Take each line of the entries below that contains "Guaira" and copy it.

+++ PROVIDED INFORMATION +++

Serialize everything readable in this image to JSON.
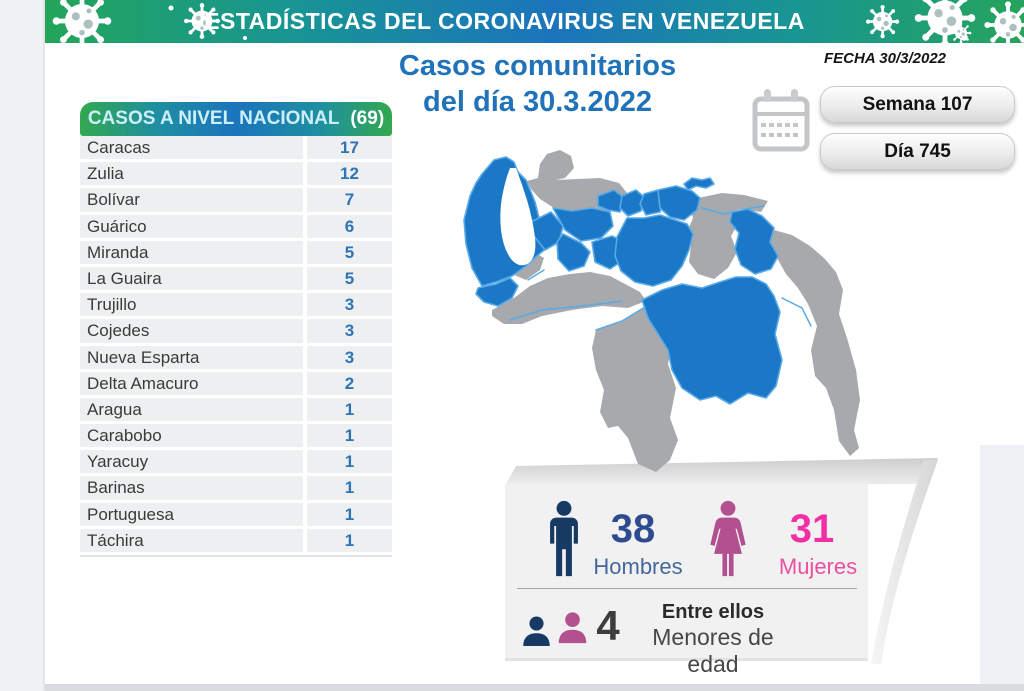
{
  "banner": {
    "title": "ESTADÍSTICAS DEL CORONAVIRUS EN VENEZUELA"
  },
  "header": {
    "subtitle_line1": "Casos comunitarios",
    "subtitle_line2": "del día 30.3.2022",
    "fecha": "FECHA 30/3/2022",
    "badges": [
      {
        "label": "Semana 107"
      },
      {
        "label": "Día 745"
      }
    ]
  },
  "table": {
    "title": "CASOS A NIVEL NACIONAL",
    "total": "(69)",
    "rows": [
      {
        "state": "Caracas",
        "cases": "17"
      },
      {
        "state": "Zulia",
        "cases": "12"
      },
      {
        "state": "Bolívar",
        "cases": "7"
      },
      {
        "state": "Guárico",
        "cases": "6"
      },
      {
        "state": "Miranda",
        "cases": "5"
      },
      {
        "state": "La Guaira",
        "cases": "5"
      },
      {
        "state": "Trujillo",
        "cases": "3"
      },
      {
        "state": "Cojedes",
        "cases": "3"
      },
      {
        "state": "Nueva Esparta",
        "cases": "3"
      },
      {
        "state": "Delta Amacuro",
        "cases": "2"
      },
      {
        "state": "Aragua",
        "cases": "1"
      },
      {
        "state": "Carabobo",
        "cases": "1"
      },
      {
        "state": "Yaracuy",
        "cases": "1"
      },
      {
        "state": "Barinas",
        "cases": "1"
      },
      {
        "state": "Portuguesa",
        "cases": "1"
      },
      {
        "state": "Táchira",
        "cases": "1"
      }
    ]
  },
  "stats": {
    "men": {
      "value": "38",
      "label": "Hombres"
    },
    "women": {
      "value": "31",
      "label": "Mujeres"
    },
    "minors": {
      "value": "4",
      "label_line1": "Entre ellos",
      "label_line2": "Menores de edad"
    }
  },
  "map": {
    "colors": {
      "highlight": "#1a78c6",
      "base": "#a7a9ac",
      "border": "#58a9e8",
      "water": "#ffffff"
    },
    "regions": [
      {
        "id": "zulia",
        "label": "Zulia",
        "highlighted": true
      },
      {
        "id": "tachira",
        "label": "Táchira",
        "highlighted": true
      },
      {
        "id": "merida",
        "label": "Mérida",
        "highlighted": false
      },
      {
        "id": "falcon",
        "label": "Falcón",
        "highlighted": false
      },
      {
        "id": "trujillo",
        "label": "Trujillo",
        "highlighted": true
      },
      {
        "id": "lara",
        "label": "Lara",
        "highlighted": true
      },
      {
        "id": "yaracuy",
        "label": "Yaracuy",
        "highlighted": true
      },
      {
        "id": "carabobo",
        "label": "Carabobo",
        "highlighted": true
      },
      {
        "id": "aragua",
        "label": "Aragua",
        "highlighted": true
      },
      {
        "id": "miranda",
        "label": "Miranda / Caracas / La Guaira",
        "highlighted": true
      },
      {
        "id": "portuguesa",
        "label": "Portuguesa",
        "highlighted": true
      },
      {
        "id": "cojedes",
        "label": "Cojedes",
        "highlighted": true
      },
      {
        "id": "guarico",
        "label": "Guárico",
        "highlighted": true
      },
      {
        "id": "apure-barinas",
        "label": "Apure / Barinas",
        "highlighted": false
      },
      {
        "id": "amazonas",
        "label": "Amazonas",
        "highlighted": false
      },
      {
        "id": "anzoategui",
        "label": "Anzoátegui",
        "highlighted": false
      },
      {
        "id": "sucre",
        "label": "Sucre",
        "highlighted": false
      },
      {
        "id": "nueva-esparta",
        "label": "Nueva Esparta",
        "highlighted": true
      },
      {
        "id": "monagas",
        "label": "Monagas",
        "highlighted": true
      },
      {
        "id": "bolivar",
        "label": "Bolívar",
        "highlighted": true
      },
      {
        "id": "delta-esequibo",
        "label": "Delta Amacuro / Esequibo",
        "highlighted": false
      }
    ]
  },
  "icons": {
    "virus": "virus-icon",
    "calendar": "calendar-icon",
    "man": "man-icon",
    "woman": "woman-icon",
    "minor_boy": "boy-bust-icon",
    "minor_girl": "girl-bust-icon"
  },
  "colors": {
    "heading_blue": "#2173b9",
    "table_value_blue": "#2e75b6",
    "men_icon": "#173a63",
    "men_number": "#2f4b8f",
    "men_label": "#44689c",
    "women_icon": "#b3508f",
    "women_number": "#f22fa5",
    "women_label": "#e9519f",
    "minors_number": "#3d3d3d"
  }
}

+++

■ **YOUR RESPONSE**
        "state": "La Guaira",
        "label": "Miranda / Caracas / La Guaira",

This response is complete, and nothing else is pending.